• **YOUR OBJECTIVE**:
Please convert the lines into a JSON list of strings, one string per line, with blank lines omitted. Start at the first line of the records and stop after the line containing "answer-text-4: An alpha".

Records from a data collection
——

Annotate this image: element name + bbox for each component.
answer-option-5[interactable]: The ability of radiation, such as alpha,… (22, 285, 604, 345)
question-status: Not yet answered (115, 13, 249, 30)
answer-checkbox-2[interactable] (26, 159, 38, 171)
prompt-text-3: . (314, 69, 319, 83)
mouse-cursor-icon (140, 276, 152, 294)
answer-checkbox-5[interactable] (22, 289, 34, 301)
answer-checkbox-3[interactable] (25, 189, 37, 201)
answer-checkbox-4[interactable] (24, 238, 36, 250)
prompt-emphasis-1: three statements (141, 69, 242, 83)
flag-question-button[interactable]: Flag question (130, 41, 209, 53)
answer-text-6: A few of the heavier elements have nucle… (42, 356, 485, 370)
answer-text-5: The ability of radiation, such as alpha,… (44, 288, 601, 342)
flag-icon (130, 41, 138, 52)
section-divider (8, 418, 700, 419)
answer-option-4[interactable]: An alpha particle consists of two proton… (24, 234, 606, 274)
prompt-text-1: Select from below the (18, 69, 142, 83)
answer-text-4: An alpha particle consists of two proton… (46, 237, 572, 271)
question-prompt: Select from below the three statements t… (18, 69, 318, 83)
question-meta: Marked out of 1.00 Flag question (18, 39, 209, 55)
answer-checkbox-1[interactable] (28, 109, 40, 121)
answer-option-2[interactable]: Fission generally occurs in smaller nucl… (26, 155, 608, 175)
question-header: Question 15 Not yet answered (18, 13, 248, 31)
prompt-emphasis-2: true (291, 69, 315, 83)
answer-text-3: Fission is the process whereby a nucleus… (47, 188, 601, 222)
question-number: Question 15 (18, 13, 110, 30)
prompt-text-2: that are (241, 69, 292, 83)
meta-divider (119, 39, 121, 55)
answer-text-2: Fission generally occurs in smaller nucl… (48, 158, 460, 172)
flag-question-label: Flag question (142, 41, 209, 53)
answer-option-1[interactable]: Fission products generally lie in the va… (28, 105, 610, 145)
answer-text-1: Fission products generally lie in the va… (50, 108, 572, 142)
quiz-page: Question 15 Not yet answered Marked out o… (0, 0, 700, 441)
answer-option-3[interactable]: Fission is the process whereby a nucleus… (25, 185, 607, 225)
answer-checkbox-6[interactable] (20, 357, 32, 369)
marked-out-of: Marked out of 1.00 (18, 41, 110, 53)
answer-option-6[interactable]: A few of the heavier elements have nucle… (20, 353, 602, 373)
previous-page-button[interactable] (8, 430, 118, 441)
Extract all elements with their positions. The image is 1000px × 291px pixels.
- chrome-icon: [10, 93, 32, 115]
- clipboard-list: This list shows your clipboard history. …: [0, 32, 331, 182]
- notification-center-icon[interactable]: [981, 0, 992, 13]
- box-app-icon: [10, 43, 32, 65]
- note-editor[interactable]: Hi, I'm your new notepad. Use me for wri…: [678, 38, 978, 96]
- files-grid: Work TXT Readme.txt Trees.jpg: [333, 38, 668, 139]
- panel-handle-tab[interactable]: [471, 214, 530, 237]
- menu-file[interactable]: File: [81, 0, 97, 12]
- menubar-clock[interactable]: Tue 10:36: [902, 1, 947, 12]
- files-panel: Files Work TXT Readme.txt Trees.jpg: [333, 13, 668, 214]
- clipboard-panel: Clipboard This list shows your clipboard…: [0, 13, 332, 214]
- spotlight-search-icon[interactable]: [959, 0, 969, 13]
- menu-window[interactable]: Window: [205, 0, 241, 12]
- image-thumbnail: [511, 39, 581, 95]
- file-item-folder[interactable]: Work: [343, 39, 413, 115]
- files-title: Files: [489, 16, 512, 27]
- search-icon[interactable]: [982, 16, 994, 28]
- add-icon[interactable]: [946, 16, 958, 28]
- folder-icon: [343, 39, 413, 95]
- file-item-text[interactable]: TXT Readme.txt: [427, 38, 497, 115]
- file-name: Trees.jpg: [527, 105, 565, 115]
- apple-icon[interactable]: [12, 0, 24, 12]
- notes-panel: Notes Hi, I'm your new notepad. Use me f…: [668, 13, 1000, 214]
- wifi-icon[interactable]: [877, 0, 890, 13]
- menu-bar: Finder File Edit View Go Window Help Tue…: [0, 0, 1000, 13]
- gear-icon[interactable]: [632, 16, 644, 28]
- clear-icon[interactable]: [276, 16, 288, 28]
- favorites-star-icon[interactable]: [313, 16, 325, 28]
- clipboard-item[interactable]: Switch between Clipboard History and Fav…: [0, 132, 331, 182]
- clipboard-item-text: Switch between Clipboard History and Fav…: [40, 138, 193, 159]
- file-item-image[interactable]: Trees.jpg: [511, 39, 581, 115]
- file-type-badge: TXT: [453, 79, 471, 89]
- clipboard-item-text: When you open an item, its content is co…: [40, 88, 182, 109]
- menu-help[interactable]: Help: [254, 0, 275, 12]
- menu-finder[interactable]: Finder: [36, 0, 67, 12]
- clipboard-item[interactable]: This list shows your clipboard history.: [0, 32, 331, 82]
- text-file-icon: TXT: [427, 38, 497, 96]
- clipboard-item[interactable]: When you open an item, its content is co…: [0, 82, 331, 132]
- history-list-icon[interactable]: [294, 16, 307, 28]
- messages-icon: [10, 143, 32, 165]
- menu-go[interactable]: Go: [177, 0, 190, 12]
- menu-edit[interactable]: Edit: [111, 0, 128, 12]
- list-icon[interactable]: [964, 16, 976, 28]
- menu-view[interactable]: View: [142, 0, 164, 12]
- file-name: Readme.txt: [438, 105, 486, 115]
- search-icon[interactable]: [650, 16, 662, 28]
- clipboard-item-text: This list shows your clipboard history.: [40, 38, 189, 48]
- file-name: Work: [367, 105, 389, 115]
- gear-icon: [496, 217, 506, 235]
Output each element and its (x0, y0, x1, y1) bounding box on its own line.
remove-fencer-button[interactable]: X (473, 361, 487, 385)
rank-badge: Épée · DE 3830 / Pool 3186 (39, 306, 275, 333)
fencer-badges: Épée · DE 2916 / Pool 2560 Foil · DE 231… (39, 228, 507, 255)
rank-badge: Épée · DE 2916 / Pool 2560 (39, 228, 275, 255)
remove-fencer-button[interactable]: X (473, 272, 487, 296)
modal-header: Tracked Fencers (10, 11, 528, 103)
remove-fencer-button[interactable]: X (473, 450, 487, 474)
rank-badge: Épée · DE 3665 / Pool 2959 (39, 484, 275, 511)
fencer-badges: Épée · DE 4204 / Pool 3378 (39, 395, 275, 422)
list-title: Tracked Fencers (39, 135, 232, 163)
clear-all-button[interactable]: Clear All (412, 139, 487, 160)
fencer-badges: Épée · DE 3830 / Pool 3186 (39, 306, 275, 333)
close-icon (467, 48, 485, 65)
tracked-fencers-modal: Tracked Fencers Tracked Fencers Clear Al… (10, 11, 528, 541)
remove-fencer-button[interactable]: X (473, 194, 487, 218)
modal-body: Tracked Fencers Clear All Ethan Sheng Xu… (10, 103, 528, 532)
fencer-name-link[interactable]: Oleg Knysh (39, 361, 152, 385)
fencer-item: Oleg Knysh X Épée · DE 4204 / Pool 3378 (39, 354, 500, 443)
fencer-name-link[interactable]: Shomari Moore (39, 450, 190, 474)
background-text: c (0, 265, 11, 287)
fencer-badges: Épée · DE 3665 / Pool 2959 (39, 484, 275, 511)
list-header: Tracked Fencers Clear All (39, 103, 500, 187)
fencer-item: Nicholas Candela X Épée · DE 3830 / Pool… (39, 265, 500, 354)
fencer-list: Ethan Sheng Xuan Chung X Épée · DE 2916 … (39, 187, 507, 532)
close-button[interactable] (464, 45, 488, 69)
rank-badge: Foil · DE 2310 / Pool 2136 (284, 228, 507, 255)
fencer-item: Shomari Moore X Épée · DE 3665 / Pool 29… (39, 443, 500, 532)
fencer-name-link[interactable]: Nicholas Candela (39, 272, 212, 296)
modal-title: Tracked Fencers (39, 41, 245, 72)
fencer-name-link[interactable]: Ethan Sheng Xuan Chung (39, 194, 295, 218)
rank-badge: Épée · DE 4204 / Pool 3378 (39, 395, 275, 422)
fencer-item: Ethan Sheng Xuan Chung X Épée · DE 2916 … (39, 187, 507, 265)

——

• **TASK ANSWER**:
[
  "Annotate this image: element name + bbox for each component.",
  "answer-option-5[interactable]: The ability of radiation, such as alpha,… (22, 285, 604, 345)",
  "question-status: Not yet answered (115, 13, 249, 30)",
  "answer-checkbox-2[interactable] (26, 159, 38, 171)",
  "prompt-text-3: . (314, 69, 319, 83)",
  "mouse-cursor-icon (140, 276, 152, 294)",
  "answer-checkbox-5[interactable] (22, 289, 34, 301)",
  "answer-checkbox-3[interactable] (25, 189, 37, 201)",
  "answer-checkbox-4[interactable] (24, 238, 36, 250)",
  "prompt-emphasis-1: three statements (141, 69, 242, 83)",
  "flag-question-button[interactable]: Flag question (130, 41, 209, 53)",
  "answer-text-6: A few of the heavier elements have nucle… (42, 356, 485, 370)",
  "answer-text-5: The ability of radiation, such as alpha,… (44, 288, 601, 342)",
  "flag-icon (130, 41, 138, 52)",
  "section-divider (8, 418, 700, 419)",
  "answer-option-4[interactable]: An alpha particle consists of two proton… (24, 234, 606, 274)",
  "prompt-text-1: Select from below the (18, 69, 142, 83)",
  "answer-text-4: An alpha particle consists of two proton… (46, 237, 572, 271)"
]